▸ What to do
Revise the material below by changing every "xyxy" to "bbox", keeping everything else the same, and leave out the pictures.

▸ Data for this task
►

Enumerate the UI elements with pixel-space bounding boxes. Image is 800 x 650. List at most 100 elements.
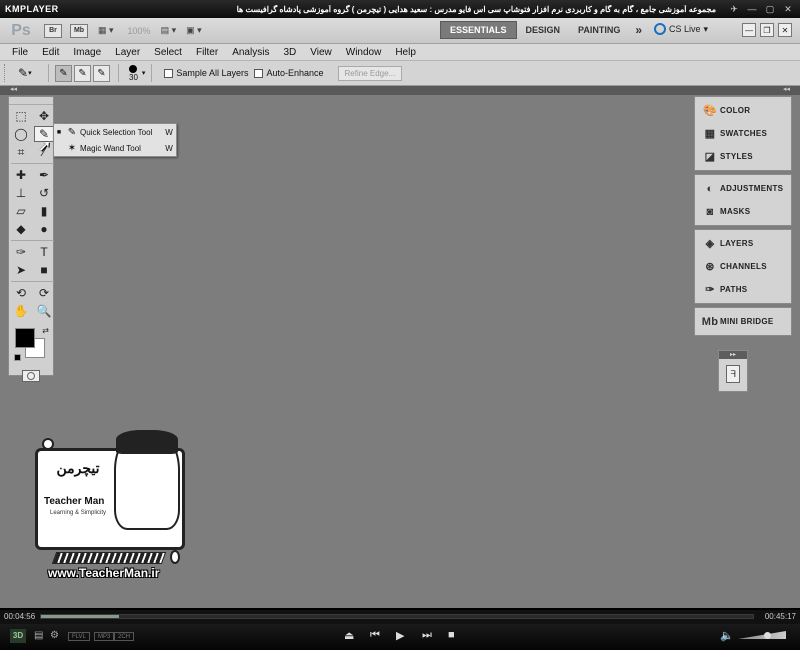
menu-edit[interactable]: Edit xyxy=(35,47,66,58)
eject-icon[interactable]: ⏏ xyxy=(344,629,354,642)
type-tool-icon[interactable]: T xyxy=(34,244,54,260)
panel-group-mini-bridge: Mb MINI BRIDGE xyxy=(694,307,792,336)
cs-live-icon xyxy=(654,23,666,35)
close-icon[interactable]: ✕ xyxy=(782,4,794,15)
gradient-tool-icon[interactable]: ▮ xyxy=(34,203,54,219)
menu-3d[interactable]: 3D xyxy=(276,47,303,58)
expand-panels-icon[interactable]: ◂◂ xyxy=(783,85,790,93)
volume-slider[interactable] xyxy=(738,631,786,639)
play-icon[interactable]: ▶ xyxy=(396,629,404,642)
tool-preset-picker[interactable]: ✎ ▾ xyxy=(18,64,42,82)
menu-layer[interactable]: Layer xyxy=(108,47,147,58)
workspace-design[interactable]: DESIGN xyxy=(517,21,570,39)
time-total: 00:45:17 xyxy=(764,612,796,621)
tools-panel-grip[interactable] xyxy=(9,97,53,105)
flyout-item-magic-wand[interactable]: ✶ Magic Wand Tool W xyxy=(54,141,176,156)
subtract-from-selection-mode-button[interactable]: ✎ xyxy=(93,64,110,82)
swap-colors-icon[interactable]: ⇄ xyxy=(42,326,49,335)
color-panel-icon: 🎨 xyxy=(703,105,717,117)
workspace-painting[interactable]: PAINTING xyxy=(569,21,629,39)
menu-filter[interactable]: Filter xyxy=(189,47,225,58)
seek-track[interactable] xyxy=(40,614,754,619)
crop-tool-icon[interactable]: ⌗ xyxy=(11,144,31,160)
blur-tool-icon[interactable]: ◆ xyxy=(11,221,31,237)
player-logo[interactable]: KMPLAYER xyxy=(0,4,59,14)
screen-mode-dropdown[interactable]: ▣ ▾ xyxy=(186,25,202,36)
arrange-documents-dropdown[interactable]: ▤ ▾ xyxy=(161,25,177,36)
ps-restore-icon[interactable]: ❐ xyxy=(760,23,774,37)
menu-window[interactable]: Window xyxy=(339,47,389,58)
sample-all-layers-checkbox[interactable]: Sample All Layers xyxy=(164,68,248,78)
zoom-level[interactable]: 100% xyxy=(128,26,151,36)
hand-tool-icon[interactable]: ✋ xyxy=(11,303,31,319)
panel-swatches[interactable]: ▦ SWATCHES xyxy=(695,122,791,145)
new-selection-mode-button[interactable]: ✎ xyxy=(55,64,72,82)
brush-picker-arrow-icon[interactable]: ▾ xyxy=(142,69,146,77)
settings-gear-icon[interactable]: ⚙ xyxy=(50,630,59,641)
3d-mode-button[interactable]: 3D xyxy=(10,629,26,643)
menu-help[interactable]: Help xyxy=(388,47,423,58)
playlist-icon[interactable]: ▤ xyxy=(34,630,43,641)
zoom-tool-icon[interactable]: 🔍 xyxy=(34,303,54,319)
pen-tool-icon[interactable]: ✑ xyxy=(11,244,31,260)
collapse-tools-icon[interactable]: ◂◂ xyxy=(10,85,17,93)
quick-mask-button[interactable] xyxy=(22,370,40,382)
launch-mini-bridge-button[interactable]: Mb xyxy=(70,23,88,38)
next-icon[interactable]: ⏭ xyxy=(422,629,432,642)
shape-tool-icon[interactable]: ■ xyxy=(34,262,54,278)
move-tool-icon[interactable]: ✥ xyxy=(34,108,54,124)
eraser-tool-icon[interactable]: ▱ xyxy=(11,203,31,219)
menu-select[interactable]: Select xyxy=(147,47,189,58)
panel-paths[interactable]: ✑ PATHS xyxy=(695,278,791,301)
seek-progress xyxy=(41,615,120,618)
options-grip[interactable] xyxy=(4,64,8,82)
player-controls: 3D ▤ ⚙ FLVL MP3 2CH ⏏ ⏮ ▶ ⏭ ■ 🔈 xyxy=(0,624,800,650)
brush-tool-icon[interactable]: ✒ xyxy=(34,167,54,183)
menu-file[interactable]: File xyxy=(0,47,35,58)
path-selection-tool-icon[interactable]: ➤ xyxy=(11,262,31,278)
menu-view[interactable]: View xyxy=(303,47,339,58)
launch-bridge-button[interactable]: Br xyxy=(44,23,62,38)
minimize-icon[interactable]: — xyxy=(746,4,758,15)
panel-layers[interactable]: ◈ LAYERS xyxy=(695,232,791,255)
panel-adjustments[interactable]: ◐ ADJUSTMENTS xyxy=(695,177,791,200)
stop-icon[interactable]: ■ xyxy=(448,629,455,641)
history-brush-tool-icon[interactable]: ↺ xyxy=(34,185,54,201)
panel-masks[interactable]: ◙ MASKS xyxy=(695,200,791,223)
mouse-cursor-icon: ➚ xyxy=(38,138,52,155)
foreground-color-swatch[interactable] xyxy=(15,328,35,348)
tool-presets-icon[interactable]: ᖷ xyxy=(726,365,740,383)
dodge-tool-icon[interactable]: ● xyxy=(34,221,54,237)
panel-styles[interactable]: ◪ STYLES xyxy=(695,145,791,168)
add-to-selection-mode-button[interactable]: ✎ xyxy=(74,64,91,82)
maximize-icon[interactable]: ▢ xyxy=(764,4,776,15)
ps-close-icon[interactable]: ✕ xyxy=(778,23,792,37)
menu-image[interactable]: Image xyxy=(66,47,108,58)
view-extras-dropdown[interactable]: ▦ ▾ xyxy=(98,25,114,36)
menu-analysis[interactable]: Analysis xyxy=(225,47,276,58)
refine-edge-button[interactable]: Refine Edge... xyxy=(337,65,403,81)
lasso-tool-icon[interactable]: ◯ xyxy=(11,126,31,142)
previous-icon[interactable]: ⏮ xyxy=(370,629,380,642)
panel-channels[interactable]: ⊛ CHANNELS xyxy=(695,255,791,278)
panel-color[interactable]: 🎨 COLOR xyxy=(695,99,791,122)
clone-stamp-tool-icon[interactable]: ⊥ xyxy=(11,185,31,201)
menu-bar: File Edit Image Layer Select Filter Anal… xyxy=(0,44,800,60)
healing-brush-tool-icon[interactable]: ✚ xyxy=(11,167,31,183)
panel-mini-bridge[interactable]: Mb MINI BRIDGE xyxy=(695,310,791,333)
auto-enhance-checkbox[interactable]: Auto-Enhance xyxy=(254,68,324,78)
ps-minimize-icon[interactable]: — xyxy=(742,23,756,37)
brush-picker[interactable]: 30 xyxy=(129,64,138,82)
options-bar: ✎ ▾ ✎ ✎ ✎ 30 ▾ Sample All Layers Auto-Enh… xyxy=(0,60,800,86)
pin-icon[interactable]: ✈ xyxy=(728,4,740,15)
flyout-item-quick-selection[interactable]: ■ ✎ Quick Selection Tool W xyxy=(54,125,176,140)
marquee-tool-icon[interactable]: ⬚ xyxy=(11,108,31,124)
mini-panel-expand-icon[interactable]: ▸▸ xyxy=(719,351,747,359)
volume-speaker-icon[interactable]: 🔈 xyxy=(720,629,734,642)
workspace-essentials[interactable]: ESSENTIALS xyxy=(440,21,517,39)
more-workspaces-button[interactable]: » xyxy=(629,23,648,37)
cs-live-menu[interactable]: CS Live ▾ xyxy=(654,23,708,35)
default-colors-icon[interactable] xyxy=(14,354,21,361)
3d-rotate-tool-icon[interactable]: ⟲ xyxy=(11,285,31,301)
3d-orbit-tool-icon[interactable]: ⟳ xyxy=(34,285,54,301)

◄

▸ Result below
Enumerate the UI elements with pixel-space bounding boxes. Image is 800 x 650. List at most 100 elements.
menu-edit[interactable]: Edit bbox=(35,47,66,58)
eject-icon[interactable]: ⏏ bbox=(344,629,354,642)
type-tool-icon[interactable]: T bbox=(34,244,54,260)
panel-group-mini-bridge: Mb MINI BRIDGE bbox=(694,307,792,336)
cs-live-icon bbox=(654,23,666,35)
close-icon[interactable]: ✕ bbox=(782,4,794,15)
gradient-tool-icon[interactable]: ▮ bbox=(34,203,54,219)
menu-3d[interactable]: 3D bbox=(276,47,303,58)
expand-panels-icon[interactable]: ◂◂ bbox=(783,85,790,93)
volume-slider[interactable] bbox=(738,631,786,639)
play-icon[interactable]: ▶ bbox=(396,629,404,642)
tool-preset-picker[interactable]: ✎ ▾ bbox=(18,64,42,82)
menu-layer[interactable]: Layer bbox=(108,47,147,58)
workspace-design[interactable]: DESIGN bbox=(517,21,570,39)
time-total: 00:45:17 bbox=(764,612,796,621)
tools-panel-grip[interactable] bbox=(9,97,53,105)
flyout-item-magic-wand[interactable]: ✶ Magic Wand Tool W bbox=(54,141,176,156)
subtract-from-selection-mode-button[interactable]: ✎ bbox=(93,64,110,82)
swap-colors-icon[interactable]: ⇄ bbox=(42,326,49,335)
color-panel-icon: 🎨 bbox=(703,105,717,117)
workspace-painting[interactable]: PAINTING bbox=(569,21,629,39)
menu-filter[interactable]: Filter bbox=(189,47,225,58)
seek-track[interactable] bbox=(40,614,754,619)
crop-tool-icon[interactable]: ⌗ bbox=(11,144,31,160)
blur-tool-icon[interactable]: ◆ bbox=(11,221,31,237)
player-logo[interactable]: KMPLAYER bbox=(0,4,59,14)
screen-mode-dropdown[interactable]: ▣ ▾ bbox=(186,25,202,36)
arrange-documents-dropdown[interactable]: ▤ ▾ bbox=(161,25,177,36)
ps-restore-icon[interactable]: ❐ bbox=(760,23,774,37)
menu-window[interactable]: Window bbox=(339,47,389,58)
sample-all-layers-checkbox[interactable]: Sample All Layers bbox=(164,68,248,78)
zoom-level[interactable]: 100% bbox=(128,26,151,36)
hand-tool-icon[interactable]: ✋ bbox=(11,303,31,319)
panel-swatches[interactable]: ▦ SWATCHES bbox=(695,122,791,145)
new-selection-mode-button[interactable]: ✎ bbox=(55,64,72,82)
brush-picker-arrow-icon[interactable]: ▾ bbox=(142,69,146,77)
settings-gear-icon[interactable]: ⚙ bbox=(50,630,59,641)
3d-mode-button[interactable]: 3D bbox=(10,629,26,643)
menu-help[interactable]: Help bbox=(388,47,423,58)
playlist-icon[interactable]: ▤ bbox=(34,630,43,641)
zoom-tool-icon[interactable]: 🔍 bbox=(34,303,54,319)
pen-tool-icon[interactable]: ✑ bbox=(11,244,31,260)
collapse-tools-icon[interactable]: ◂◂ bbox=(10,85,17,93)
quick-mask-button[interactable] bbox=(22,370,40,382)
launch-mini-bridge-button[interactable]: Mb bbox=(70,23,88,38)
next-icon[interactable]: ⏭ bbox=(422,629,432,642)
shape-tool-icon[interactable]: ■ bbox=(34,262,54,278)
move-tool-icon[interactable]: ✥ bbox=(34,108,54,124)
eraser-tool-icon[interactable]: ▱ bbox=(11,203,31,219)
menu-select[interactable]: Select bbox=(147,47,189,58)
panel-paths[interactable]: ✑ PATHS bbox=(695,278,791,301)
seek-progress bbox=(41,615,120,618)
options-grip[interactable] bbox=(4,64,8,82)
player-controls: 3D ▤ ⚙ FLVL MP3 2CH ⏏ ⏮ ▶ ⏭ ■ 🔈 bbox=(0,624,800,650)
brush-tool-icon[interactable]: ✒ bbox=(34,167,54,183)
menu-file[interactable]: File bbox=(0,47,35,58)
path-selection-tool-icon[interactable]: ➤ bbox=(11,262,31,278)
menu-view[interactable]: View bbox=(303,47,339,58)
launch-bridge-button[interactable]: Br bbox=(44,23,62,38)
minimize-icon[interactable]: — bbox=(746,4,758,15)
panel-layers[interactable]: ◈ LAYERS bbox=(695,232,791,255)
panel-adjustments[interactable]: ◐ ADJUSTMENTS bbox=(695,177,791,200)
stop-icon[interactable]: ■ bbox=(448,629,455,641)
history-brush-tool-icon[interactable]: ↺ bbox=(34,185,54,201)
panel-masks[interactable]: ◙ MASKS bbox=(695,200,791,223)
mouse-cursor-icon: ➚ bbox=(38,138,52,155)
foreground-color-swatch[interactable] bbox=(15,328,35,348)
tool-presets-icon[interactable]: ᖷ bbox=(726,365,740,383)
dodge-tool-icon[interactable]: ● bbox=(34,221,54,237)
panel-styles[interactable]: ◪ STYLES bbox=(695,145,791,168)
add-to-selection-mode-button[interactable]: ✎ bbox=(74,64,91,82)
maximize-icon[interactable]: ▢ bbox=(764,4,776,15)
ps-close-icon[interactable]: ✕ bbox=(778,23,792,37)
menu-image[interactable]: Image bbox=(66,47,108,58)
view-extras-dropdown[interactable]: ▦ ▾ bbox=(98,25,114,36)
menu-analysis[interactable]: Analysis bbox=(225,47,276,58)
refine-edge-button[interactable]: Refine Edge... bbox=(337,65,403,81)
lasso-tool-icon[interactable]: ◯ bbox=(11,126,31,142)
previous-icon[interactable]: ⏮ bbox=(370,629,380,642)
panel-channels[interactable]: ⊛ CHANNELS bbox=(695,255,791,278)
panel-color[interactable]: 🎨 COLOR bbox=(695,99,791,122)
clone-stamp-tool-icon[interactable]: ⊥ bbox=(11,185,31,201)
menu-bar: File Edit Image Layer Select Filter Anal… bbox=(0,44,800,60)
healing-brush-tool-icon[interactable]: ✚ bbox=(11,167,31,183)
panel-mini-bridge[interactable]: Mb MINI BRIDGE bbox=(695,310,791,333)
auto-enhance-checkbox[interactable]: Auto-Enhance bbox=(254,68,324,78)
ps-minimize-icon[interactable]: — bbox=(742,23,756,37)
brush-picker[interactable]: 30 bbox=(129,64,138,82)
options-bar: ✎ ▾ ✎ ✎ ✎ 30 ▾ Sample All Layers Auto-Enh… bbox=(0,60,800,86)
pin-icon[interactable]: ✈ bbox=(728,4,740,15)
flyout-item-quick-selection[interactable]: ■ ✎ Quick Selection Tool W bbox=(54,125,176,140)
marquee-tool-icon[interactable]: ⬚ bbox=(11,108,31,124)
mini-panel-expand-icon[interactable]: ▸▸ bbox=(719,351,747,359)
volume-speaker-icon[interactable]: 🔈 bbox=(720,629,734,642)
workspace-essentials[interactable]: ESSENTIALS bbox=(440,21,517,39)
more-workspaces-button[interactable]: » bbox=(629,23,648,37)
cs-live-menu[interactable]: CS Live ▾ bbox=(654,23,708,35)
default-colors-icon[interactable] bbox=(14,354,21,361)
3d-rotate-tool-icon[interactable]: ⟲ bbox=(11,285,31,301)
3d-orbit-tool-icon[interactable]: ⟳ bbox=(34,285,54,301)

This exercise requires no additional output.